Give the data below again exactly as it stands. Omit the pictures.

%%

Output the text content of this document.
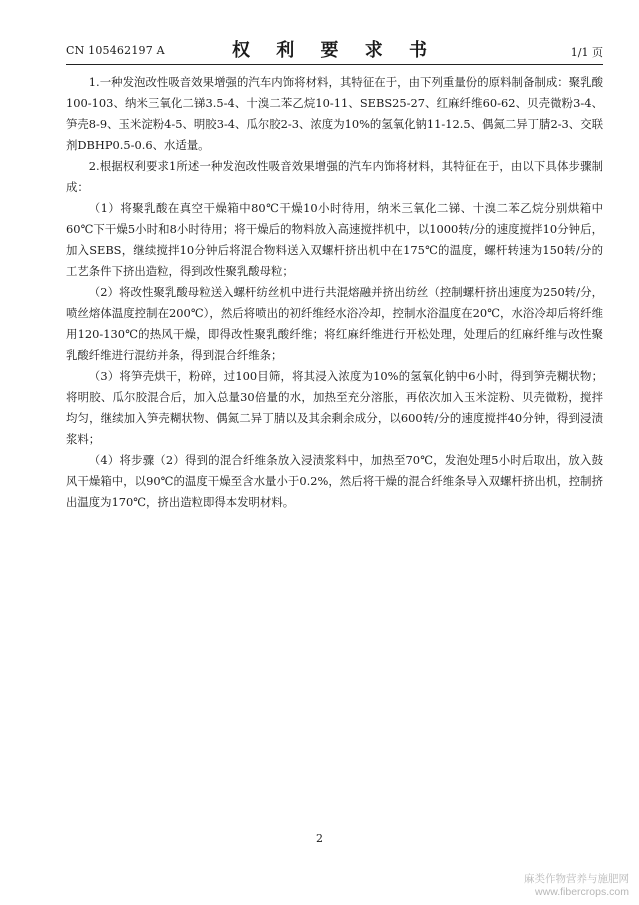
CN 105462197 A	权 利 要 求 书	1/1 页

1.一种发泡改性吸音效果增强的汽车内饰将材料，其特征在于，由下列重量份的原料制备制成：聚乳酸100-103、纳米三氧化二锑3.5-4、十溴二苯乙烷10-11、SEBS25-27、红麻纤维60-62、贝壳微粉3-4、笋壳8-9、玉米淀粉4-5、明胶3-4、瓜尔胶2-3、浓度为10%的氢氧化钠11-12.5、偶氮二异丁腈2-3、交联剂DBHP0.5-0.6、水适量。

2.根据权利要求1所述一种发泡改性吸音效果增强的汽车内饰将材料，其特征在于，由以下具体步骤制成：

（1）将聚乳酸在真空干燥箱中80℃干燥10小时待用，纳米三氧化二锑、十溴二苯乙烷分别烘箱中60℃下干燥5小时和8小时待用；将干燥后的物料放入高速搅拌机中，以1000转/分的速度搅拌10分钟后，加入SEBS，继续搅拌10分钟后将混合物料送入双螺杆挤出机中在175℃的温度，螺杆转速为150转/分的工艺条件下挤出造粒，得到改性聚乳酸母粒；

（2）将改性聚乳酸母粒送入螺杆纺丝机中进行共混熔融并挤出纺丝（控制螺杆挤出速度为250转/分，喷丝熔体温度控制在200℃），然后将喷出的初纤维经水浴冷却，控制水浴温度在20℃，水浴冷却后将纤维用120-130℃的热风干燥，即得改性聚乳酸纤维；将红麻纤维进行开松处理，处理后的红麻纤维与改性聚乳酸纤维进行混纺并条，得到混合纤维条；

（3）将笋壳烘干，粉碎，过100目筛，将其浸入浓度为10%的氢氧化钠中6小时，得到笋壳糊状物；将明胶、瓜尔胶混合后，加入总量30倍量的水，加热至充分溶胀，再依次加入玉米淀粉、贝壳微粉，搅拌均匀，继续加入笋壳糊状物、偶氮二异丁腈以及其余剩余成分，以600转/分的速度搅拌40分钟，得到浸渍浆料；

（4）将步骤（2）得到的混合纤维条放入浸渍浆料中，加热至70℃，发泡处理5小时后取出，放入鼓风干燥箱中，以90℃的温度干燥至含水量小于0.2%，然后将干燥的混合纤维条导入双螺杆挤出机，控制挤出温度为170℃，挤出造粒即得本发明材料。

2
麻类作物营养与施肥网
www.fibercrops.com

%%

## SOLUTION
Output the text content of this document.
CN 105462197 A	权 利 要 求 书	1/1 页

1.一种发泡改性吸音效果增强的汽车内饰将材料，其特征在于，由下列重量份的原料制备制成：聚乳酸100-103、纳米三氧化二锑3.5-4、十溴二苯乙烷10-11、SEBS25-27、红麻纤维60-62、贝壳微粉3-4、笋壳8-9、玉米淀粉4-5、明胶3-4、瓜尔胶2-3、浓度为10%的氢氧化钠11-12.5、偶氮二异丁腈2-3、交联剂DBHP0.5-0.6、水适量。

2.根据权利要求1所述一种发泡改性吸音效果增强的汽车内饰将材料，其特征在于，由以下具体步骤制成：

（1）将聚乳酸在真空干燥箱中80℃干燥10小时待用，纳米三氧化二锑、十溴二苯乙烷分别烘箱中60℃下干燥5小时和8小时待用；将干燥后的物料放入高速搅拌机中，以1000转/分的速度搅拌10分钟后，加入SEBS，继续搅拌10分钟后将混合物料送入双螺杆挤出机中在175℃的温度，螺杆转速为150转/分的工艺条件下挤出造粒，得到改性聚乳酸母粒；

（2）将改性聚乳酸母粒送入螺杆纺丝机中进行共混熔融并挤出纺丝（控制螺杆挤出速度为250转/分，喷丝熔体温度控制在200℃），然后将喷出的初纤维经水浴冷却，控制水浴温度在20℃，水浴冷却后将纤维用120-130℃的热风干燥，即得改性聚乳酸纤维；将红麻纤维进行开松处理，处理后的红麻纤维与改性聚乳酸纤维进行混纺并条，得到混合纤维条；

（3）将笋壳烘干，粉碎，过100目筛，将其浸入浓度为10%的氢氧化钠中6小时，得到笋壳糊状物；将明胶、瓜尔胶混合后，加入总量30倍量的水，加热至充分溶胀，再依次加入玉米淀粉、贝壳微粉，搅拌均匀，继续加入笋壳糊状物、偶氮二异丁腈以及其余剩余成分，以600转/分的速度搅拌40分钟，得到浸渍浆料；

（4）将步骤（2）得到的混合纤维条放入浸渍浆料中，加热至70℃，发泡处理5小时后取出，放入鼓风干燥箱中，以90℃的温度干燥至含水量小于0.2%，然后将干燥的混合纤维条导入双螺杆挤出机，控制挤出温度为170℃，挤出造粒即得本发明材料。

2
麻类作物营养与施肥网
www.fibercrops.com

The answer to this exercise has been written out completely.